# START OF Input data

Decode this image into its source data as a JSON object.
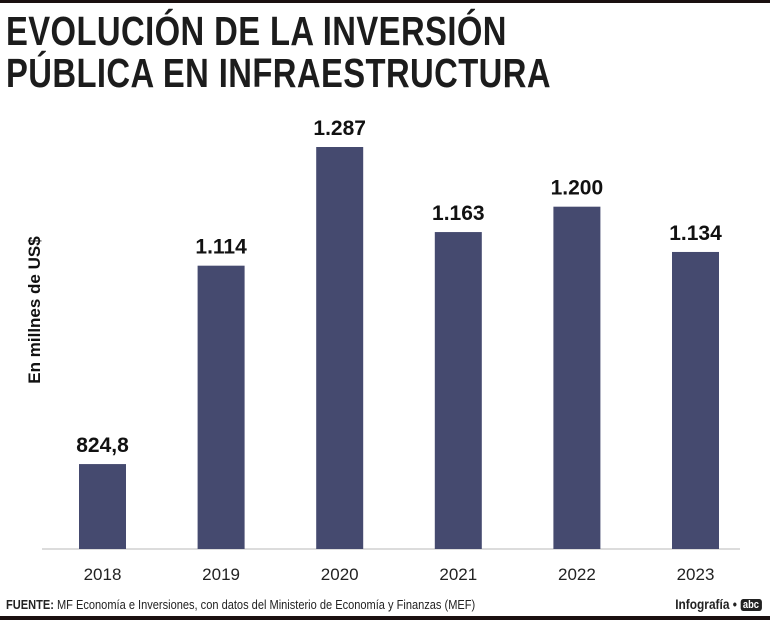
{
  "title_lines": [
    "EVOLUCIÓN DE LA INVERSIÓN",
    "PÚBLICA EN INFRAESTRUCTURA"
  ],
  "footer": {
    "label": "FUENTE:",
    "text": "MF Economía e Inversiones, con datos del Ministerio de Economía y Finanzas (MEF)"
  },
  "credit": {
    "text": "Infografía •",
    "logo": "abc"
  },
  "chart_data": {
    "type": "bar",
    "title": "EVOLUCIÓN DE LA INVERSIÓN PÚBLICA EN INFRAESTRUCTURA",
    "ylabel": "En  millnes de US$",
    "xlabel": "",
    "categories": [
      "2018",
      "2019",
      "2020",
      "2021",
      "2022",
      "2023"
    ],
    "values": [
      824.8,
      1114,
      1287,
      1163,
      1200,
      1134
    ],
    "data_labels": [
      "824,8",
      "1.114",
      "1.287",
      "1.163",
      "1.200",
      "1.134"
    ],
    "ylim": [
      701,
      1287
    ],
    "grid": false,
    "bar_color": "#454a6f"
  }
}
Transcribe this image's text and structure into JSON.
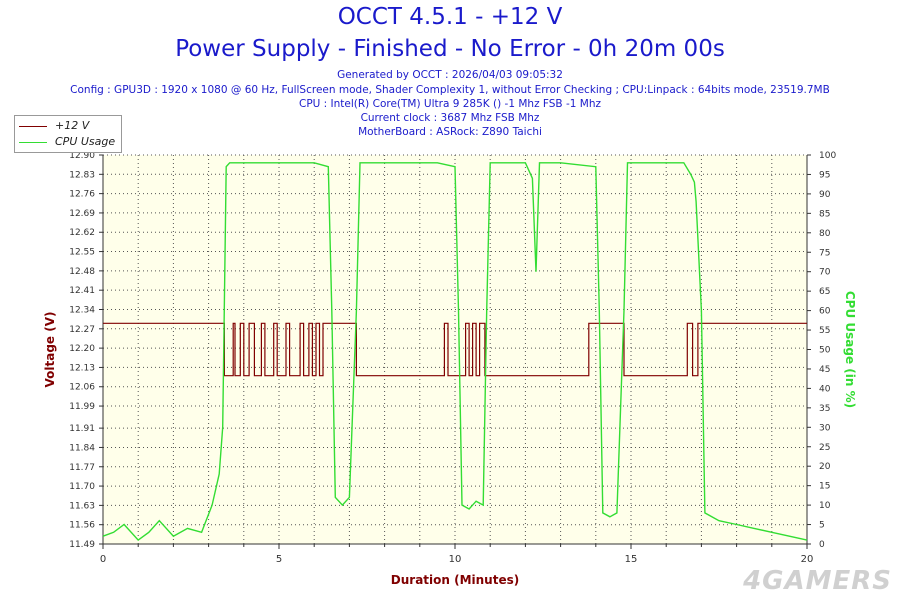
{
  "header": {
    "title": "OCCT 4.5.1 - +12 V",
    "subtitle": "Power Supply - Finished - No Error - 0h 20m 00s",
    "info_lines": [
      "Generated by OCCT : 2026/04/03 09:05:32",
      "Config : GPU3D : 1920 x 1080 @ 60 Hz, FullScreen mode, Shader Complexity 1, without Error Checking ; CPU:Linpack : 64bits mode, 23519.7MB",
      "CPU : Intel(R) Core(TM) Ultra 9 285K () -1 Mhz FSB -1 Mhz",
      "Current clock : 3687 Mhz FSB  Mhz",
      "MotherBoard : ASRock: Z890 Taichi"
    ]
  },
  "watermark": "4GAMERS",
  "colors": {
    "voltage": "#800000",
    "cpu": "#33dd33",
    "header_text": "#1a1acb",
    "plot_bg": "#ffffea"
  },
  "chart_data": {
    "type": "line",
    "xlabel": "Duration (Minutes)",
    "ylabel": "Voltage (V)",
    "y2label": "CPU Usage (in %)",
    "xlim": [
      0,
      20
    ],
    "ylim": [
      11.49,
      12.9
    ],
    "y2lim": [
      0,
      100
    ],
    "x_ticks": [
      0,
      5,
      10,
      15,
      20
    ],
    "y_ticks": [
      11.49,
      11.56,
      11.63,
      11.7,
      11.77,
      11.84,
      11.91,
      11.99,
      12.06,
      12.13,
      12.2,
      12.27,
      12.34,
      12.41,
      12.48,
      12.55,
      12.62,
      12.69,
      12.76,
      12.83,
      12.9
    ],
    "y_tick_labels": [
      "11.49",
      "11.56",
      "11.63",
      "11.70",
      "11.77",
      "11.84",
      "11.91",
      "11.99",
      "12.06",
      "12.13",
      "12.20",
      "12.27",
      "12.34",
      "12.41",
      "12.48",
      "12.55",
      "12.62",
      "12.69",
      "12.76",
      "12.83",
      "12.90"
    ],
    "y2_ticks": [
      0,
      5,
      10,
      15,
      20,
      25,
      30,
      35,
      40,
      45,
      50,
      55,
      60,
      65,
      70,
      75,
      80,
      85,
      90,
      95,
      100
    ],
    "grid": true,
    "legend_position": "top-left",
    "series": [
      {
        "name": "+12 V",
        "axis": "left",
        "x": [
          0,
          3.45,
          3.45,
          3.7,
          3.7,
          3.75,
          3.75,
          3.9,
          3.9,
          4.0,
          4.0,
          4.15,
          4.15,
          4.3,
          4.3,
          4.5,
          4.5,
          4.6,
          4.6,
          4.85,
          4.85,
          4.95,
          4.95,
          5.2,
          5.2,
          5.3,
          5.3,
          5.6,
          5.6,
          5.7,
          5.7,
          5.85,
          5.85,
          5.95,
          5.95,
          6.05,
          6.05,
          6.15,
          6.15,
          6.25,
          6.25,
          6.5,
          6.5,
          7.2,
          7.2,
          7.3,
          7.3,
          7.75,
          7.75,
          9.7,
          9.7,
          9.8,
          9.8,
          10.3,
          10.3,
          10.4,
          10.4,
          10.5,
          10.5,
          10.6,
          10.6,
          10.7,
          10.7,
          10.85,
          10.85,
          11.0,
          11.0,
          11.75,
          11.75,
          13.0,
          13.0,
          13.8,
          13.8,
          14.05,
          14.05,
          14.8,
          14.8,
          16.6,
          16.6,
          16.75,
          16.75,
          16.9,
          16.9,
          17.0,
          17.0,
          20
        ],
        "values": [
          12.29,
          12.29,
          12.1,
          12.1,
          12.29,
          12.29,
          12.1,
          12.1,
          12.29,
          12.29,
          12.1,
          12.1,
          12.29,
          12.29,
          12.1,
          12.1,
          12.29,
          12.29,
          12.1,
          12.1,
          12.29,
          12.29,
          12.1,
          12.1,
          12.29,
          12.29,
          12.1,
          12.1,
          12.29,
          12.29,
          12.1,
          12.1,
          12.29,
          12.29,
          12.1,
          12.1,
          12.29,
          12.29,
          12.1,
          12.1,
          12.29,
          12.29,
          12.29,
          12.29,
          12.1,
          12.1,
          12.1,
          12.1,
          12.1,
          12.1,
          12.29,
          12.29,
          12.1,
          12.1,
          12.29,
          12.29,
          12.1,
          12.1,
          12.29,
          12.29,
          12.1,
          12.1,
          12.29,
          12.29,
          12.1,
          12.1,
          12.1,
          12.1,
          12.1,
          12.1,
          12.1,
          12.1,
          12.29,
          12.29,
          12.29,
          12.29,
          12.1,
          12.1,
          12.29,
          12.29,
          12.1,
          12.1,
          12.29,
          12.29,
          12.29,
          12.29
        ]
      },
      {
        "name": "CPU Usage",
        "axis": "right",
        "x": [
          0,
          0.3,
          0.6,
          1.0,
          1.3,
          1.6,
          2.0,
          2.4,
          2.8,
          3.1,
          3.3,
          3.4,
          3.5,
          3.6,
          4.0,
          5.0,
          6.0,
          6.4,
          6.5,
          6.6,
          6.8,
          7.0,
          7.2,
          7.3,
          7.4,
          7.8,
          8.5,
          9.5,
          10.0,
          10.1,
          10.2,
          10.4,
          10.6,
          10.8,
          10.9,
          11.0,
          11.2,
          12.0,
          12.2,
          12.3,
          12.4,
          12.5,
          12.6,
          13.0,
          14.0,
          14.1,
          14.2,
          14.4,
          14.6,
          14.8,
          14.9,
          15.0,
          15.5,
          16.0,
          16.5,
          16.7,
          16.8,
          16.85,
          17.0,
          17.1,
          17.5,
          18.0,
          18.5,
          19.0,
          19.5,
          20
        ],
        "values": [
          2,
          3,
          5,
          1,
          3,
          6,
          2,
          4,
          3,
          10,
          18,
          30,
          97,
          98,
          98,
          98,
          98,
          97,
          60,
          12,
          10,
          12,
          60,
          98,
          98,
          98,
          98,
          98,
          97,
          60,
          10,
          9,
          11,
          10,
          60,
          98,
          98,
          98,
          94,
          70,
          98,
          98,
          98,
          98,
          97,
          60,
          8,
          7,
          8,
          60,
          98,
          98,
          98,
          98,
          98,
          95,
          93,
          88,
          60,
          8,
          6,
          5,
          4,
          3,
          2,
          1
        ]
      }
    ]
  }
}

# END OF Input data

Output the entries above exactly. Drop the pictures.

Decode this image into its source data as a JSON object.
{
  "title_lines": [
    "EVOLUCIÓN DE LA INVERSIÓN",
    "PÚBLICA EN INFRAESTRUCTURA"
  ],
  "footer": {
    "label": "FUENTE:",
    "text": "MF Economía e Inversiones, con datos del Ministerio de Economía y Finanzas (MEF)"
  },
  "credit": {
    "text": "Infografía •",
    "logo": "abc"
  },
  "chart_data": {
    "type": "bar",
    "title": "EVOLUCIÓN DE LA INVERSIÓN PÚBLICA EN INFRAESTRUCTURA",
    "ylabel": "En  millnes de US$",
    "xlabel": "",
    "categories": [
      "2018",
      "2019",
      "2020",
      "2021",
      "2022",
      "2023"
    ],
    "values": [
      824.8,
      1114,
      1287,
      1163,
      1200,
      1134
    ],
    "data_labels": [
      "824,8",
      "1.114",
      "1.287",
      "1.163",
      "1.200",
      "1.134"
    ],
    "ylim": [
      701,
      1287
    ],
    "grid": false,
    "bar_color": "#454a6f"
  }
}
Transcribe this image's text and structure into JSON.
{
  "header": {
    "title": "OCCT 4.5.1 - +12 V",
    "subtitle": "Power Supply - Finished - No Error - 0h 20m 00s",
    "info_lines": [
      "Generated by OCCT : 2026/04/03 09:05:32",
      "Config : GPU3D : 1920 x 1080 @ 60 Hz, FullScreen mode, Shader Complexity 1, without Error Checking ; CPU:Linpack : 64bits mode, 23519.7MB",
      "CPU : Intel(R) Core(TM) Ultra 9 285K () -1 Mhz FSB -1 Mhz",
      "Current clock : 3687 Mhz FSB  Mhz",
      "MotherBoard : ASRock: Z890 Taichi"
    ]
  },
  "watermark": "4GAMERS",
  "colors": {
    "voltage": "#800000",
    "cpu": "#33dd33",
    "header_text": "#1a1acb",
    "plot_bg": "#ffffea"
  },
  "chart_data": {
    "type": "line",
    "xlabel": "Duration (Minutes)",
    "ylabel": "Voltage (V)",
    "y2label": "CPU Usage (in %)",
    "xlim": [
      0,
      20
    ],
    "ylim": [
      11.49,
      12.9
    ],
    "y2lim": [
      0,
      100
    ],
    "x_ticks": [
      0,
      5,
      10,
      15,
      20
    ],
    "y_ticks": [
      11.49,
      11.56,
      11.63,
      11.7,
      11.77,
      11.84,
      11.91,
      11.99,
      12.06,
      12.13,
      12.2,
      12.27,
      12.34,
      12.41,
      12.48,
      12.55,
      12.62,
      12.69,
      12.76,
      12.83,
      12.9
    ],
    "y_tick_labels": [
      "11.49",
      "11.56",
      "11.63",
      "11.70",
      "11.77",
      "11.84",
      "11.91",
      "11.99",
      "12.06",
      "12.13",
      "12.20",
      "12.27",
      "12.34",
      "12.41",
      "12.48",
      "12.55",
      "12.62",
      "12.69",
      "12.76",
      "12.83",
      "12.90"
    ],
    "y2_ticks": [
      0,
      5,
      10,
      15,
      20,
      25,
      30,
      35,
      40,
      45,
      50,
      55,
      60,
      65,
      70,
      75,
      80,
      85,
      90,
      95,
      100
    ],
    "grid": true,
    "legend_position": "top-left",
    "series": [
      {
        "name": "+12 V",
        "axis": "left",
        "x": [
          0,
          3.45,
          3.45,
          3.7,
          3.7,
          3.75,
          3.75,
          3.9,
          3.9,
          4.0,
          4.0,
          4.15,
          4.15,
          4.3,
          4.3,
          4.5,
          4.5,
          4.6,
          4.6,
          4.85,
          4.85,
          4.95,
          4.95,
          5.2,
          5.2,
          5.3,
          5.3,
          5.6,
          5.6,
          5.7,
          5.7,
          5.85,
          5.85,
          5.95,
          5.95,
          6.05,
          6.05,
          6.15,
          6.15,
          6.25,
          6.25,
          6.5,
          6.5,
          7.2,
          7.2,
          7.3,
          7.3,
          7.75,
          7.75,
          9.7,
          9.7,
          9.8,
          9.8,
          10.3,
          10.3,
          10.4,
          10.4,
          10.5,
          10.5,
          10.6,
          10.6,
          10.7,
          10.7,
          10.85,
          10.85,
          11.0,
          11.0,
          11.75,
          11.75,
          13.0,
          13.0,
          13.8,
          13.8,
          14.05,
          14.05,
          14.8,
          14.8,
          16.6,
          16.6,
          16.75,
          16.75,
          16.9,
          16.9,
          17.0,
          17.0,
          20
        ],
        "values": [
          12.29,
          12.29,
          12.1,
          12.1,
          12.29,
          12.29,
          12.1,
          12.1,
          12.29,
          12.29,
          12.1,
          12.1,
          12.29,
          12.29,
          12.1,
          12.1,
          12.29,
          12.29,
          12.1,
          12.1,
          12.29,
          12.29,
          12.1,
          12.1,
          12.29,
          12.29,
          12.1,
          12.1,
          12.29,
          12.29,
          12.1,
          12.1,
          12.29,
          12.29,
          12.1,
          12.1,
          12.29,
          12.29,
          12.1,
          12.1,
          12.29,
          12.29,
          12.29,
          12.29,
          12.1,
          12.1,
          12.1,
          12.1,
          12.1,
          12.1,
          12.29,
          12.29,
          12.1,
          12.1,
          12.29,
          12.29,
          12.1,
          12.1,
          12.29,
          12.29,
          12.1,
          12.1,
          12.29,
          12.29,
          12.1,
          12.1,
          12.1,
          12.1,
          12.1,
          12.1,
          12.1,
          12.1,
          12.29,
          12.29,
          12.29,
          12.29,
          12.1,
          12.1,
          12.29,
          12.29,
          12.1,
          12.1,
          12.29,
          12.29,
          12.29,
          12.29
        ]
      },
      {
        "name": "CPU Usage",
        "axis": "right",
        "x": [
          0,
          0.3,
          0.6,
          1.0,
          1.3,
          1.6,
          2.0,
          2.4,
          2.8,
          3.1,
          3.3,
          3.4,
          3.5,
          3.6,
          4.0,
          5.0,
          6.0,
          6.4,
          6.5,
          6.6,
          6.8,
          7.0,
          7.2,
          7.3,
          7.4,
          7.8,
          8.5,
          9.5,
          10.0,
          10.1,
          10.2,
          10.4,
          10.6,
          10.8,
          10.9,
          11.0,
          11.2,
          12.0,
          12.2,
          12.3,
          12.4,
          12.5,
          12.6,
          13.0,
          14.0,
          14.1,
          14.2,
          14.4,
          14.6,
          14.8,
          14.9,
          15.0,
          15.5,
          16.0,
          16.5,
          16.7,
          16.8,
          16.85,
          17.0,
          17.1,
          17.5,
          18.0,
          18.5,
          19.0,
          19.5,
          20
        ],
        "values": [
          2,
          3,
          5,
          1,
          3,
          6,
          2,
          4,
          3,
          10,
          18,
          30,
          97,
          98,
          98,
          98,
          98,
          97,
          60,
          12,
          10,
          12,
          60,
          98,
          98,
          98,
          98,
          98,
          97,
          60,
          10,
          9,
          11,
          10,
          60,
          98,
          98,
          98,
          94,
          70,
          98,
          98,
          98,
          98,
          97,
          60,
          8,
          7,
          8,
          60,
          98,
          98,
          98,
          98,
          98,
          95,
          93,
          88,
          60,
          8,
          6,
          5,
          4,
          3,
          2,
          1
        ]
      }
    ]
  }
}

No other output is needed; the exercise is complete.